Look through the records and report how many lines include the word "経験浅い層", with no other words.

[Extracted records]
********
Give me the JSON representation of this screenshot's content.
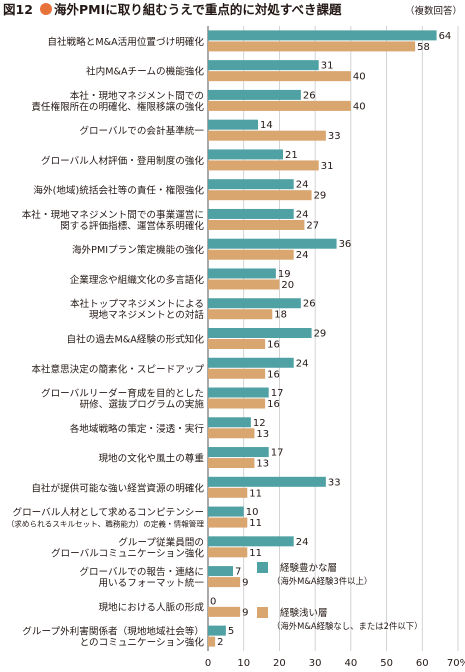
{
  "figure_label": "図12",
  "title": "海外PMIに取り組むうえで重点的に対処すべき課題",
  "note": "（複数回答）",
  "legend": [
    {
      "label_line1": "経験豊かな層",
      "label_line2": "（海外M&A経験3件以上）"
    },
    {
      "label_line1": "経験浅い層",
      "label_line2": "（海外M&A経験なし、または2件以下）"
    }
  ],
  "colors": {
    "series_experienced": "#4fa1a4",
    "series_inexperienced": "#d9a66f",
    "title_dot": "#e8733a",
    "grid": "#c8c8c8",
    "axis": "#555555"
  },
  "chart_data": {
    "type": "bar",
    "orientation": "horizontal",
    "xlim": [
      0,
      70
    ],
    "x_ticks": [
      "0",
      "10",
      "20",
      "30",
      "40",
      "50",
      "60",
      "70%"
    ],
    "grid": true,
    "legend_position": "bottom-right",
    "series": [
      {
        "name": "経験豊かな層（海外M&A経験3件以上）",
        "values": [
          64,
          31,
          26,
          14,
          21,
          24,
          24,
          36,
          19,
          26,
          29,
          24,
          17,
          12,
          17,
          33,
          10,
          24,
          7,
          0,
          5
        ]
      },
      {
        "name": "経験浅い層（海外M&A経験なし、または2件以下）",
        "values": [
          58,
          40,
          40,
          33,
          31,
          29,
          27,
          24,
          20,
          18,
          16,
          16,
          16,
          13,
          13,
          11,
          11,
          11,
          9,
          9,
          2
        ]
      }
    ],
    "categories": [
      {
        "lines": [
          "自社戦略とM&A活用位置づけ明確化"
        ]
      },
      {
        "lines": [
          "社内M&Aチームの機能強化"
        ]
      },
      {
        "lines": [
          "本社・現地マネジメント間での",
          "責任権限所在の明確化、権限移譲の強化"
        ]
      },
      {
        "lines": [
          "グローバルでの会計基準統一"
        ]
      },
      {
        "lines": [
          "グローバル人材評価・登用制度の強化"
        ]
      },
      {
        "lines": [
          "海外(地域)統括会社等の責任・権限強化"
        ]
      },
      {
        "lines": [
          "本社・現地マネジメント間での事業運営に",
          "関する評価指標、運営体系明確化"
        ]
      },
      {
        "lines": [
          "海外PMIプラン策定機能の強化"
        ]
      },
      {
        "lines": [
          "企業理念や組織文化の多言語化"
        ]
      },
      {
        "lines": [
          "本社トップマネジメントによる",
          "現地マネジメントとの対話"
        ]
      },
      {
        "lines": [
          "自社の過去M&A経験の形式知化"
        ]
      },
      {
        "lines": [
          "本社意思決定の簡素化・スピードアップ"
        ]
      },
      {
        "lines": [
          "グローバルリーダー育成を目的とした",
          "研修、選抜プログラムの実施"
        ]
      },
      {
        "lines": [
          "各地域戦略の策定・浸透・実行"
        ]
      },
      {
        "lines": [
          "現地の文化や風土の尊重"
        ]
      },
      {
        "lines": [
          "自社が提供可能な強い経営資源の明確化"
        ]
      },
      {
        "lines": [
          "グローバル人材として求めるコンピテンシー",
          "（求められるスキルセット、職務能力）の定義・情報管理"
        ]
      },
      {
        "lines": [
          "グループ従業員間の",
          "グローバルコミュニケーション強化"
        ]
      },
      {
        "lines": [
          "グローバルでの報告・連絡に",
          "用いるフォーマット統一"
        ]
      },
      {
        "lines": [
          "現地における人脈の形成"
        ]
      },
      {
        "lines": [
          "グループ外利害関係者（現地地域社会等）",
          "とのコミュニケーション強化"
        ]
      }
    ]
  }
}
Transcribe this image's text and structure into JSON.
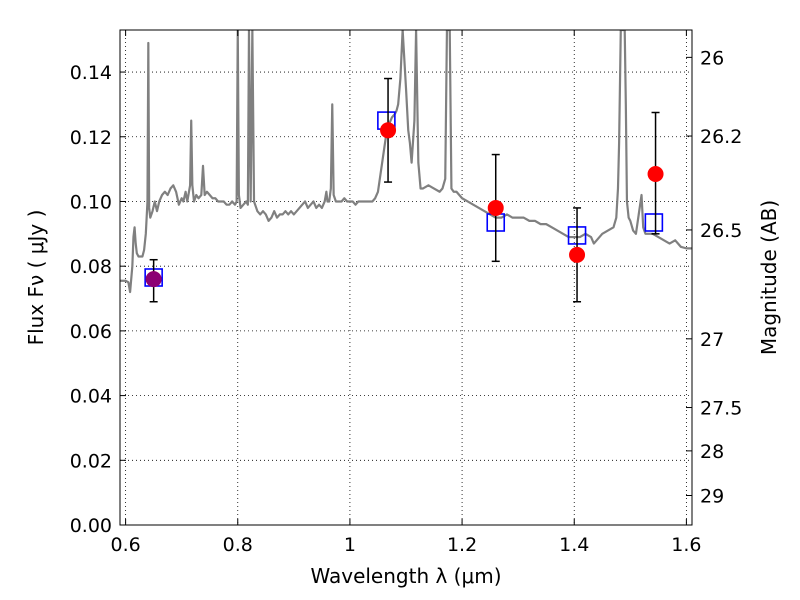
{
  "chart_data": {
    "type": "scatter",
    "xlabel": "Wavelength  λ (μm)",
    "ylabel": "Flux  Fν  ( μJy )",
    "ylabel_right": "Magnitude (AB)",
    "xlim": [
      0.59,
      1.61
    ],
    "ylim": [
      0.0,
      0.153
    ],
    "grid": true,
    "x_ticks": [
      0.6,
      0.8,
      1.0,
      1.2,
      1.4,
      1.6
    ],
    "x_tick_labels": [
      "0.6",
      "0.8",
      "1",
      "1.2",
      "1.4",
      "1.6"
    ],
    "y_ticks": [
      0.0,
      0.02,
      0.04,
      0.06,
      0.08,
      0.1,
      0.12,
      0.14
    ],
    "y_tick_labels": [
      "0.00",
      "0.02",
      "0.04",
      "0.06",
      "0.08",
      "0.10",
      "0.12",
      "0.14"
    ],
    "right_ticks": [
      {
        "mag": 26.0,
        "label": "26"
      },
      {
        "mag": 26.2,
        "label": "26.2"
      },
      {
        "mag": 26.5,
        "label": "26.5"
      },
      {
        "mag": 27.0,
        "label": "27"
      },
      {
        "mag": 27.5,
        "label": "27.5"
      },
      {
        "mag": 28.0,
        "label": "28"
      },
      {
        "mag": 29.0,
        "label": "29"
      }
    ],
    "colors": {
      "model": "#808080",
      "observed": "#ff0000",
      "synthetic": "#0000ff",
      "errorbar": "#000000",
      "grid": "#000000"
    },
    "observed": [
      {
        "x": 0.65,
        "y": 0.076,
        "yerr_low": 0.069,
        "yerr_high": 0.082
      },
      {
        "x": 1.068,
        "y": 0.122,
        "yerr_low": 0.106,
        "yerr_high": 0.138
      },
      {
        "x": 1.26,
        "y": 0.098,
        "yerr_low": 0.0815,
        "yerr_high": 0.1145
      },
      {
        "x": 1.405,
        "y": 0.0835,
        "yerr_low": 0.069,
        "yerr_high": 0.098
      },
      {
        "x": 1.545,
        "y": 0.1085,
        "yerr_low": 0.09,
        "yerr_high": 0.1275
      }
    ],
    "synthetic": [
      {
        "x": 0.65,
        "y": 0.0765
      },
      {
        "x": 1.065,
        "y": 0.125
      },
      {
        "x": 1.26,
        "y": 0.0935
      },
      {
        "x": 1.405,
        "y": 0.0895
      },
      {
        "x": 1.542,
        "y": 0.0935
      }
    ],
    "model_spectrum": [
      [
        0.59,
        0.0755
      ],
      [
        0.6,
        0.0755
      ],
      [
        0.605,
        0.075
      ],
      [
        0.608,
        0.072
      ],
      [
        0.612,
        0.08
      ],
      [
        0.614,
        0.089
      ],
      [
        0.616,
        0.092
      ],
      [
        0.618,
        0.087
      ],
      [
        0.62,
        0.084
      ],
      [
        0.623,
        0.083
      ],
      [
        0.626,
        0.083
      ],
      [
        0.63,
        0.083
      ],
      [
        0.633,
        0.085
      ],
      [
        0.636,
        0.09
      ],
      [
        0.639,
        0.1
      ],
      [
        0.6405,
        0.149
      ],
      [
        0.642,
        0.098
      ],
      [
        0.644,
        0.095
      ],
      [
        0.648,
        0.097
      ],
      [
        0.652,
        0.1
      ],
      [
        0.656,
        0.097
      ],
      [
        0.66,
        0.1
      ],
      [
        0.665,
        0.102
      ],
      [
        0.67,
        0.103
      ],
      [
        0.675,
        0.102
      ],
      [
        0.68,
        0.104
      ],
      [
        0.685,
        0.105
      ],
      [
        0.69,
        0.103
      ],
      [
        0.695,
        0.099
      ],
      [
        0.7,
        0.101
      ],
      [
        0.703,
        0.1
      ],
      [
        0.707,
        0.103
      ],
      [
        0.71,
        0.1
      ],
      [
        0.715,
        0.105
      ],
      [
        0.717,
        0.125
      ],
      [
        0.719,
        0.105
      ],
      [
        0.722,
        0.1
      ],
      [
        0.726,
        0.102
      ],
      [
        0.73,
        0.101
      ],
      [
        0.735,
        0.102
      ],
      [
        0.738,
        0.111
      ],
      [
        0.741,
        0.102
      ],
      [
        0.745,
        0.103
      ],
      [
        0.75,
        0.102
      ],
      [
        0.755,
        0.101
      ],
      [
        0.76,
        0.101
      ],
      [
        0.765,
        0.1
      ],
      [
        0.77,
        0.1
      ],
      [
        0.775,
        0.1
      ],
      [
        0.78,
        0.099
      ],
      [
        0.785,
        0.099
      ],
      [
        0.79,
        0.1
      ],
      [
        0.795,
        0.099
      ],
      [
        0.798,
        0.1
      ],
      [
        0.8,
        0.153
      ],
      [
        0.802,
        0.102
      ],
      [
        0.805,
        0.098
      ],
      [
        0.81,
        0.099
      ],
      [
        0.815,
        0.1
      ],
      [
        0.818,
        0.099
      ],
      [
        0.82,
        0.153
      ],
      [
        0.823,
        0.1
      ],
      [
        0.826,
        0.153
      ],
      [
        0.829,
        0.1
      ],
      [
        0.835,
        0.097
      ],
      [
        0.84,
        0.096
      ],
      [
        0.845,
        0.097
      ],
      [
        0.85,
        0.096
      ],
      [
        0.855,
        0.094
      ],
      [
        0.86,
        0.095
      ],
      [
        0.865,
        0.097
      ],
      [
        0.87,
        0.095
      ],
      [
        0.875,
        0.096
      ],
      [
        0.88,
        0.096
      ],
      [
        0.885,
        0.097
      ],
      [
        0.89,
        0.096
      ],
      [
        0.895,
        0.097
      ],
      [
        0.9,
        0.096
      ],
      [
        0.905,
        0.097
      ],
      [
        0.91,
        0.098
      ],
      [
        0.915,
        0.099
      ],
      [
        0.92,
        0.1
      ],
      [
        0.925,
        0.098
      ],
      [
        0.93,
        0.099
      ],
      [
        0.935,
        0.1
      ],
      [
        0.94,
        0.098
      ],
      [
        0.945,
        0.099
      ],
      [
        0.95,
        0.098
      ],
      [
        0.955,
        0.1
      ],
      [
        0.958,
        0.103
      ],
      [
        0.96,
        0.1
      ],
      [
        0.963,
        0.1
      ],
      [
        0.966,
        0.104
      ],
      [
        0.9685,
        0.13
      ],
      [
        0.971,
        0.102
      ],
      [
        0.975,
        0.1
      ],
      [
        0.98,
        0.1
      ],
      [
        0.985,
        0.1
      ],
      [
        0.99,
        0.101
      ],
      [
        0.995,
        0.1
      ],
      [
        1.0,
        0.1
      ],
      [
        1.005,
        0.1
      ],
      [
        1.01,
        0.099
      ],
      [
        1.015,
        0.1
      ],
      [
        1.02,
        0.1
      ],
      [
        1.025,
        0.1
      ],
      [
        1.03,
        0.1
      ],
      [
        1.035,
        0.1
      ],
      [
        1.04,
        0.1
      ],
      [
        1.045,
        0.101
      ],
      [
        1.05,
        0.103
      ],
      [
        1.055,
        0.109
      ],
      [
        1.06,
        0.115
      ],
      [
        1.065,
        0.121
      ],
      [
        1.07,
        0.124
      ],
      [
        1.075,
        0.126
      ],
      [
        1.08,
        0.127
      ],
      [
        1.083,
        0.128
      ],
      [
        1.086,
        0.13
      ],
      [
        1.09,
        0.138
      ],
      [
        1.094,
        0.153
      ],
      [
        1.1,
        0.135
      ],
      [
        1.104,
        0.122
      ],
      [
        1.107,
        0.118
      ],
      [
        1.11,
        0.112
      ],
      [
        1.115,
        0.125
      ],
      [
        1.118,
        0.153
      ],
      [
        1.122,
        0.112
      ],
      [
        1.126,
        0.104
      ],
      [
        1.13,
        0.104
      ],
      [
        1.14,
        0.105
      ],
      [
        1.15,
        0.104
      ],
      [
        1.16,
        0.103
      ],
      [
        1.165,
        0.104
      ],
      [
        1.17,
        0.107
      ],
      [
        1.173,
        0.153
      ],
      [
        1.178,
        0.153
      ],
      [
        1.181,
        0.104
      ],
      [
        1.185,
        0.103
      ],
      [
        1.19,
        0.103
      ],
      [
        1.2,
        0.101
      ],
      [
        1.21,
        0.1
      ],
      [
        1.22,
        0.099
      ],
      [
        1.23,
        0.098
      ],
      [
        1.24,
        0.097
      ],
      [
        1.25,
        0.096
      ],
      [
        1.26,
        0.095
      ],
      [
        1.27,
        0.095
      ],
      [
        1.28,
        0.096
      ],
      [
        1.29,
        0.095
      ],
      [
        1.3,
        0.095
      ],
      [
        1.31,
        0.095
      ],
      [
        1.32,
        0.094
      ],
      [
        1.33,
        0.094
      ],
      [
        1.34,
        0.093
      ],
      [
        1.35,
        0.093
      ],
      [
        1.36,
        0.092
      ],
      [
        1.37,
        0.091
      ],
      [
        1.38,
        0.09
      ],
      [
        1.39,
        0.089
      ],
      [
        1.4,
        0.089
      ],
      [
        1.41,
        0.089
      ],
      [
        1.42,
        0.09
      ],
      [
        1.43,
        0.089
      ],
      [
        1.435,
        0.087
      ],
      [
        1.44,
        0.088
      ],
      [
        1.45,
        0.09
      ],
      [
        1.46,
        0.091
      ],
      [
        1.47,
        0.092
      ],
      [
        1.475,
        0.095
      ],
      [
        1.478,
        0.104
      ],
      [
        1.48,
        0.118
      ],
      [
        1.483,
        0.153
      ],
      [
        1.49,
        0.153
      ],
      [
        1.492,
        0.13
      ],
      [
        1.494,
        0.1
      ],
      [
        1.497,
        0.095
      ],
      [
        1.5,
        0.094
      ],
      [
        1.505,
        0.091
      ],
      [
        1.51,
        0.09
      ],
      [
        1.515,
        0.096
      ],
      [
        1.52,
        0.102
      ],
      [
        1.523,
        0.092
      ],
      [
        1.527,
        0.09
      ],
      [
        1.53,
        0.09
      ],
      [
        1.54,
        0.09
      ],
      [
        1.55,
        0.089
      ],
      [
        1.56,
        0.088
      ],
      [
        1.57,
        0.087
      ],
      [
        1.58,
        0.088
      ],
      [
        1.585,
        0.087
      ],
      [
        1.59,
        0.086
      ],
      [
        1.6,
        0.0855
      ],
      [
        1.61,
        0.0855
      ]
    ]
  }
}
********
SOLUTION TO THIS PROBLEM: 2